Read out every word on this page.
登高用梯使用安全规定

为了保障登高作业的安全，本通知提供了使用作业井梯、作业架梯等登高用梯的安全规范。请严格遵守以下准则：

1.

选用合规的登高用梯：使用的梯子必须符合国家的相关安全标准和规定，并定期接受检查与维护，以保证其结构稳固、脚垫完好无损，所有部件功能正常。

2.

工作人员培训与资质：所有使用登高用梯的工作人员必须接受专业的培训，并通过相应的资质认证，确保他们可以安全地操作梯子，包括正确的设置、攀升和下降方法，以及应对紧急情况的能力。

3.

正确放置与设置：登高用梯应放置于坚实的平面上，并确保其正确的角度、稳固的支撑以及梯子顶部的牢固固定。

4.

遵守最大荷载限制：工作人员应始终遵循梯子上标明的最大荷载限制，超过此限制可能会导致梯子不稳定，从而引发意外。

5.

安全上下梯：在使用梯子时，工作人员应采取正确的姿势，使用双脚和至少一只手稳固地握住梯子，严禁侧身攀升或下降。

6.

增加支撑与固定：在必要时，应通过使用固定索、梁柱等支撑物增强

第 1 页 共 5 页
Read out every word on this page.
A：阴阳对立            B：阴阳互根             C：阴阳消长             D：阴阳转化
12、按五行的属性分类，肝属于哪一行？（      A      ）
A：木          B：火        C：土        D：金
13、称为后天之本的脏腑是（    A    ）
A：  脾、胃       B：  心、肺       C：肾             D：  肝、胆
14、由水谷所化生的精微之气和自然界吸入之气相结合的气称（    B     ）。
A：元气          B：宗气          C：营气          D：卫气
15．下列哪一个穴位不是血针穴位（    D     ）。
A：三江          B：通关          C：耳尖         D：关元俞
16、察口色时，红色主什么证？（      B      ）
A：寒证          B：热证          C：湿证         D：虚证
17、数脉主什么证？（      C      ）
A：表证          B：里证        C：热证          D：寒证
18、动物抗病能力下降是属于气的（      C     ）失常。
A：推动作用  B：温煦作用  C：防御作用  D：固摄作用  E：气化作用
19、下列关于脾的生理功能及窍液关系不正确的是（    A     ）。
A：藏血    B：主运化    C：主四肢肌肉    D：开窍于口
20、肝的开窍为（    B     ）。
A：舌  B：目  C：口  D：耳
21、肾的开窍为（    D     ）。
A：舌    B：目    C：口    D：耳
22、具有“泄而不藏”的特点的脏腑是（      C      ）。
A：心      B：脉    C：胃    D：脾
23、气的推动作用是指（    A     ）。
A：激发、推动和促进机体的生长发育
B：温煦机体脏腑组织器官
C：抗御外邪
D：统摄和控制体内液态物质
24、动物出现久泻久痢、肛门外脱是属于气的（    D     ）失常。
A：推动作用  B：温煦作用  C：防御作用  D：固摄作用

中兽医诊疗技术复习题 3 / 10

■ ■ ■

Task brief:
Make an exact copy of the material above.

Output for this task:
Read out every word on this page.
登高用梯使用安全规定

为了保障登高作业的安全，本通知提供了使用作业井梯、作业架梯等登高用梯的安全规范。请严格遵守以下准则：

1.

选用合规的登高用梯：使用的梯子必须符合国家的相关安全标准和规定，并定期接受检查与维护，以保证其结构稳固、脚垫完好无损，所有部件功能正常。

2.

工作人员培训与资质：所有使用登高用梯的工作人员必须接受专业的培训，并通过相应的资质认证，确保他们可以安全地操作梯子，包括正确的设置、攀升和下降方法，以及应对紧急情况的能力。

3.

正确放置与设置：登高用梯应放置于坚实的平面上，并确保其正确的角度、稳固的支撑以及梯子顶部的牢固固定。

4.

遵守最大荷载限制：工作人员应始终遵循梯子上标明的最大荷载限制，超过此限制可能会导致梯子不稳定，从而引发意外。

5.

安全上下梯：在使用梯子时，工作人员应采取正确的姿势，使用双脚和至少一只手稳固地握住梯子，严禁侧身攀升或下降。

6.

增加支撑与固定：在必要时，应通过使用固定索、梁柱等支撑物增强

第 1 页 共 5 页
Read out every word on this page.
A：阴阳对立            B：阴阳互根             C：阴阳消长             D：阴阳转化
12、按五行的属性分类，肝属于哪一行？（      A      ）
A：木          B：火        C：土        D：金
13、称为后天之本的脏腑是（    A    ）
A：  脾、胃       B：  心、肺       C：肾             D：  肝、胆
14、由水谷所化生的精微之气和自然界吸入之气相结合的气称（    B     ）。
A：元气          B：宗气          C：营气          D：卫气
15．下列哪一个穴位不是血针穴位（    D     ）。
A：三江          B：通关          C：耳尖         D：关元俞
16、察口色时，红色主什么证？（      B      ）
A：寒证          B：热证          C：湿证         D：虚证
17、数脉主什么证？（      C      ）
A：表证          B：里证        C：热证          D：寒证
18、动物抗病能力下降是属于气的（      C     ）失常。
A：推动作用  B：温煦作用  C：防御作用  D：固摄作用  E：气化作用
19、下列关于脾的生理功能及窍液关系不正确的是（    A     ）。
A：藏血    B：主运化    C：主四肢肌肉    D：开窍于口
20、肝的开窍为（    B     ）。
A：舌  B：目  C：口  D：耳
21、肾的开窍为（    D     ）。
A：舌    B：目    C：口    D：耳
22、具有“泄而不藏”的特点的脏腑是（      C      ）。
A：心      B：脉    C：胃    D：脾
23、气的推动作用是指（    A     ）。
A：激发、推动和促进机体的生长发育
B：温煦机体脏腑组织器官
C：抗御外邪
D：统摄和控制体内液态物质
24、动物出现久泻久痢、肛门外脱是属于气的（    D     ）失常。
A：推动作用  B：温煦作用  C：防御作用  D：固摄作用

中兽医诊疗技术复习题 3 / 10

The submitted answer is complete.